[Dataset listings of figures]

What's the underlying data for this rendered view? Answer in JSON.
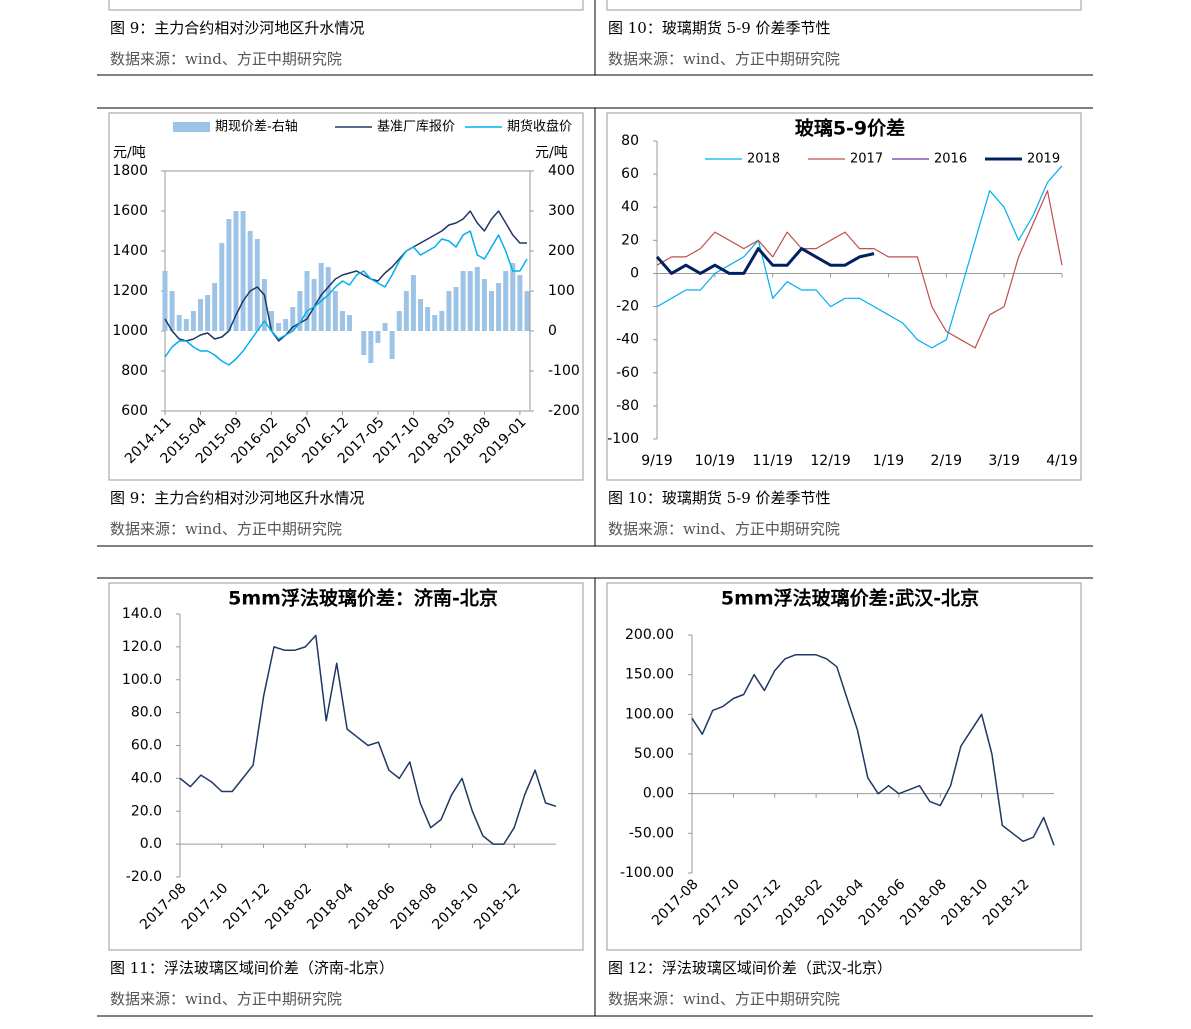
{
  "top_figures": [
    {
      "caption": "图 9：主力合约相对沙河地区升水情况",
      "source": "数据来源：wind、方正中期研究院"
    },
    {
      "caption": "图 10：玻璃期货 5-9 价差季节性",
      "source": "数据来源：wind、方正中期研究院"
    }
  ],
  "figures": [
    {
      "caption": "图 9：主力合约相对沙河地区升水情况",
      "source": "数据来源：wind、方正中期研究院"
    },
    {
      "caption": "图 10：玻璃期货 5-9 价差季节性",
      "source": "数据来源：wind、方正中期研究院"
    },
    {
      "caption": "图 11：浮法玻璃区域间价差（济南-北京）",
      "source": "数据来源：wind、方正中期研究院"
    },
    {
      "caption": "图 12：浮法玻璃区域间价差（武汉-北京）",
      "source": "数据来源：wind、方正中期研究院"
    }
  ],
  "chart_data": [
    {
      "type": "combo",
      "ylabel": "元/吨",
      "y2label": "元/吨",
      "grid": false,
      "categories": [
        "2014-11",
        null,
        null,
        null,
        null,
        "2015-04",
        null,
        null,
        null,
        null,
        "2015-09",
        null,
        null,
        null,
        null,
        "2016-02",
        null,
        null,
        null,
        null,
        "2016-07",
        null,
        null,
        null,
        null,
        "2016-12",
        null,
        null,
        null,
        null,
        "2017-05",
        null,
        null,
        null,
        null,
        "2017-10",
        null,
        null,
        null,
        null,
        "2018-03",
        null,
        null,
        null,
        null,
        "2018-08",
        null,
        null,
        null,
        null,
        "2019-01",
        null
      ],
      "ylim": [
        600,
        1800
      ],
      "yticks": [
        600,
        800,
        1000,
        1200,
        1400,
        1600,
        1800
      ],
      "y2lim": [
        -200,
        400
      ],
      "y2ticks": [
        -200,
        -100,
        0,
        100,
        200,
        300,
        400
      ],
      "series": [
        {
          "name": "期现价差-右轴",
          "kind": "bar",
          "axis": "y2",
          "color": "#9dc3e6",
          "values": [
            150,
            100,
            40,
            30,
            50,
            80,
            90,
            120,
            220,
            280,
            300,
            300,
            250,
            230,
            130,
            50,
            20,
            30,
            60,
            100,
            150,
            130,
            170,
            160,
            100,
            50,
            40,
            0,
            -60,
            -80,
            -30,
            20,
            -70,
            50,
            100,
            140,
            80,
            60,
            40,
            50,
            100,
            110,
            150,
            150,
            160,
            130,
            100,
            120,
            150,
            170,
            140,
            100
          ]
        },
        {
          "name": "基准厂库报价",
          "kind": "line",
          "color": "#1f3864",
          "values": [
            1060,
            1000,
            960,
            950,
            960,
            980,
            990,
            960,
            970,
            1000,
            1080,
            1150,
            1200,
            1220,
            1180,
            1000,
            950,
            980,
            1020,
            1040,
            1060,
            1120,
            1180,
            1220,
            1260,
            1280,
            1290,
            1300,
            1280,
            1260,
            1250,
            1290,
            1320,
            1360,
            1400,
            1420,
            1440,
            1460,
            1480,
            1500,
            1530,
            1540,
            1560,
            1600,
            1540,
            1500,
            1560,
            1600,
            1540,
            1480,
            1440,
            1440
          ]
        },
        {
          "name": "期货收盘价",
          "kind": "line",
          "color": "#00b0f0",
          "values": [
            870,
            920,
            950,
            950,
            920,
            900,
            900,
            880,
            850,
            830,
            860,
            900,
            950,
            1000,
            1050,
            1000,
            960,
            980,
            1000,
            1040,
            1100,
            1120,
            1150,
            1180,
            1220,
            1250,
            1230,
            1280,
            1300,
            1260,
            1240,
            1220,
            1280,
            1350,
            1400,
            1420,
            1380,
            1400,
            1420,
            1460,
            1450,
            1420,
            1480,
            1500,
            1380,
            1360,
            1420,
            1480,
            1400,
            1300,
            1300,
            1360
          ]
        }
      ]
    },
    {
      "type": "line",
      "title": "玻璃5-9价差",
      "grid": false,
      "categories": [
        "9/19",
        null,
        null,
        null,
        "10/19",
        null,
        null,
        null,
        "11/19",
        null,
        null,
        null,
        "12/19",
        null,
        null,
        null,
        "1/19",
        null,
        null,
        null,
        "2/19",
        null,
        null,
        null,
        "3/19",
        null,
        null,
        null,
        "4/19"
      ],
      "ylim": [
        -100,
        80
      ],
      "yticks": [
        -100,
        -80,
        -60,
        -40,
        -20,
        0,
        20,
        40,
        60,
        80
      ],
      "series": [
        {
          "name": "2018",
          "color": "#00b0f0",
          "width": 1.2,
          "values": [
            -20,
            -15,
            -10,
            -10,
            0,
            5,
            10,
            20,
            -15,
            -5,
            -10,
            -10,
            -20,
            -15,
            -15,
            -20,
            -25,
            -30,
            -40,
            -45,
            -40,
            -10,
            20,
            50,
            40,
            20,
            35,
            55,
            65
          ]
        },
        {
          "name": "2017",
          "color": "#c0504d",
          "width": 1.2,
          "values": [
            5,
            10,
            10,
            15,
            25,
            20,
            15,
            20,
            10,
            25,
            15,
            15,
            20,
            25,
            15,
            15,
            10,
            10,
            10,
            -20,
            -35,
            -40,
            -45,
            -25,
            -20,
            10,
            30,
            50,
            5
          ]
        },
        {
          "name": "2016",
          "color": "#7030a0",
          "width": 1.2,
          "values": [
            null,
            null,
            null,
            null,
            null,
            null,
            null,
            null,
            null,
            null,
            null,
            null,
            null,
            null,
            null,
            null,
            null,
            null,
            null,
            null,
            null,
            null,
            null,
            null,
            null,
            null,
            null,
            null,
            null
          ]
        },
        {
          "name": "2019",
          "color": "#002060",
          "width": 3,
          "values": [
            10,
            0,
            5,
            0,
            5,
            0,
            0,
            15,
            5,
            5,
            15,
            10,
            5,
            5,
            10,
            12,
            null,
            null,
            null,
            null,
            null,
            null,
            null,
            null,
            null,
            null,
            null,
            null,
            null
          ]
        }
      ]
    },
    {
      "type": "line",
      "title": "5mm浮法玻璃价差：济南-北京",
      "grid": false,
      "categories": [
        "2017-08",
        null,
        null,
        null,
        "2017-10",
        null,
        null,
        null,
        "2017-12",
        null,
        null,
        null,
        "2018-02",
        null,
        null,
        null,
        "2018-04",
        null,
        null,
        null,
        "2018-06",
        null,
        null,
        null,
        "2018-08",
        null,
        null,
        null,
        "2018-10",
        null,
        null,
        null,
        "2018-12",
        null,
        null,
        null,
        null
      ],
      "ylim": [
        -20,
        140
      ],
      "yticks": [
        {
          "value": -20,
          "label": "-20.0"
        },
        {
          "value": 0,
          "label": "0.0"
        },
        {
          "value": 20,
          "label": "20.0"
        },
        {
          "value": 40,
          "label": "40.0"
        },
        {
          "value": 60,
          "label": "60.0"
        },
        {
          "value": 80,
          "label": "80.0"
        },
        {
          "value": 100,
          "label": "100.0"
        },
        {
          "value": 120,
          "label": "120.0"
        },
        {
          "value": 140,
          "label": "140.0"
        }
      ],
      "series": [
        {
          "color": "#1f3864",
          "width": 1.5,
          "values": [
            40,
            35,
            42,
            38,
            32,
            32,
            40,
            48,
            90,
            120,
            118,
            118,
            120,
            127,
            75,
            110,
            70,
            65,
            60,
            62,
            45,
            40,
            50,
            25,
            10,
            15,
            30,
            40,
            20,
            5,
            0,
            0,
            10,
            30,
            45,
            25,
            23
          ]
        }
      ]
    },
    {
      "type": "line",
      "title": "5mm浮法玻璃价差:武汉-北京",
      "grid": false,
      "categories": [
        "2017-08",
        null,
        null,
        null,
        "2017-10",
        null,
        null,
        null,
        "2017-12",
        null,
        null,
        null,
        "2018-02",
        null,
        null,
        null,
        "2018-04",
        null,
        null,
        null,
        "2018-06",
        null,
        null,
        null,
        "2018-08",
        null,
        null,
        null,
        "2018-10",
        null,
        null,
        null,
        "2018-12",
        null,
        null,
        null
      ],
      "ylim": [
        -100,
        200
      ],
      "yticks": [
        {
          "value": -100,
          "label": "-100.00"
        },
        {
          "value": -50,
          "label": "-50.00"
        },
        {
          "value": 0,
          "label": "0.00"
        },
        {
          "value": 50,
          "label": "50.00"
        },
        {
          "value": 100,
          "label": "100.00"
        },
        {
          "value": 150,
          "label": "150.00"
        },
        {
          "value": 200,
          "label": "200.00"
        }
      ],
      "series": [
        {
          "color": "#1f3864",
          "width": 1.5,
          "values": [
            95,
            75,
            105,
            110,
            120,
            125,
            150,
            130,
            155,
            170,
            175,
            175,
            175,
            170,
            160,
            120,
            80,
            20,
            0,
            10,
            0,
            5,
            10,
            -10,
            -15,
            10,
            60,
            80,
            100,
            50,
            -40,
            -50,
            -60,
            -55,
            -30,
            -65
          ]
        }
      ]
    }
  ]
}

**TASK**
Find the string "浮法玻璃区域间价差" in the records, then copy each line where it occurs.

**TASK OUTPUT**
      "caption": "图 11：浮法玻璃区域间价差（济南-北京）",
      "caption": "图 12：浮法玻璃区域间价差（武汉-北京）",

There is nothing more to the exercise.